_Excerpt_.
You are viewing a plain text version of this content. The canonical link for it is here.
Posted to users@jena.apache.org by Zen 98052 <z9...@outlook.com> on 2016/01/04 20:12:32 UTC

long update query string causing stack overflow

Hi,

I have a big INSERT DATA query, which it has about 20K triples.

I passed the query string to UpdateFactory.create(), and it threw exception.


at com.hp.hpl.jena.sparql.lang.ParserSPARQL11Update._parse(ParserSPARQL11Update.java:80)
at com.hp.hpl.jena.sparql.lang.ParserSPARQL11Update.parse$(ParserSPARQL11Update.java:41)
at com.hp.hpl.jena.sparql.lang.UpdateParser.parse(UpdateParser.java:39)
at com.hp.hpl.jena.update.UpdateFactory.make(UpdateFactory.java:88)
at com.hp.hpl.jena.update.UpdateFactory.create(UpdateFactory.java:79)
at com.hp.hpl.jena.update.UpdateFactory.create(UpdateFactory.java:57)
at com.hp.hpl.jena.update.UpdateFactory.create(UpdateFactory.java:47)
...
Caused by: java.lang.StackOverflowError
at com.hp.hpl.jena.sparql.lang.sparql_11.SPARQLParser11TokenManager.jjMoveNfa_0(SPARQLParser11TokenManager.java:2216)
at com.hp.hpl.jena.sparql.lang.sparql_11.SPARQLParser11TokenManager.jjMoveStringLiteralDfa2_0(SPARQLParser11TokenManager.java:421)
at com.hp.hpl.jena.sparql.lang.sparql_11.SPARQLParser11TokenManager.jjMoveStringLiteralDfa1_0(SPARQLParser11TokenManager.java:341)
at com.hp.hpl.jena.sparql.lang.sparql_11.SPARQLParser11TokenManager.jjMoveStringLiteralDfa0_0(SPARQLParser11TokenManager.java:151)
at com.hp.hpl.jena.sparql.lang.sparql_11.SPARQLParser11TokenManager.getNextToken(SPARQLParser11TokenManager.java:3753)
at com.hp.hpl.jena.sparql.lang.sparql_11.SPARQLParser11.jj_ntk(SPARQLParser11.java:5026)
at com.hp.hpl.jena.sparql.lang.sparql_11.SPARQLParser11.Verb(SPARQLParser11.java:2535)

_Items_.
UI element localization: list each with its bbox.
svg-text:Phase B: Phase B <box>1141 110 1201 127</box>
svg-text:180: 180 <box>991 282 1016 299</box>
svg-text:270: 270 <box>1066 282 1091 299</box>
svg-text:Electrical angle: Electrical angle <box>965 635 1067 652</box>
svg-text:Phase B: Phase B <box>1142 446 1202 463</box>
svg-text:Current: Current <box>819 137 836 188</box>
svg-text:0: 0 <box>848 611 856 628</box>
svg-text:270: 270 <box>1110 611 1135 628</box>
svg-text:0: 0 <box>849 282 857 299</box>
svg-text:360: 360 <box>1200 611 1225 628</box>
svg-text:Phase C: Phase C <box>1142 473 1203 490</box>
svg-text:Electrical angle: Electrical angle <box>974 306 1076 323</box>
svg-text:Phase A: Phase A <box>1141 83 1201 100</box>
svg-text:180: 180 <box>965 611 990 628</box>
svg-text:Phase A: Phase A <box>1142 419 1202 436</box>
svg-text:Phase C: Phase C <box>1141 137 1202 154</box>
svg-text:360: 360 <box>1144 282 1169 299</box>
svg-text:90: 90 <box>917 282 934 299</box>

_Complete the following_.
- a) In the mailing-list post about the long update query that causes a stack overflow, about how many triples does the INSERT DATA query contain?
- b) Write the next part of the mailing-list post about the long update query that causes a stack overflow, beginning after its final line.

_Results of the exercise_.
- a) About 20K triples.

- b)
at com.hp.hpl.jena.sparql.lang.sparql_11.SPARQLParser11.PropertyListNotEmpty(SPARQLParser11.java:2503)
at com.hp.hpl.jena.sparql.lang.sparql_11.SPARQLParser11.TriplesSameSubject(SPARQLParser11.java:2469)
at com.hp.hpl.jena.sparql.lang.sparql_11.SPARQLParser11.TriplesTemplate(SPARQLParser11.java:1619)

Is there a workaround for this, besides breaking down the query (tried with 5K triples and it works fine)?


Thanks,

Z


Re: long update query string causing stack overflow

Posted by Zen 98052 <z9...@outlook.com>.
Thanks all for the replies.

@Andy: Yes, it's old version (still with com.hp.hpl.* namespace). I changed the code to:
UpdateAction.parseExecute(null, graphDataset, stream, Syntax.syntaxARQ);
and it works fine, so I am good for now. Thanks a lot!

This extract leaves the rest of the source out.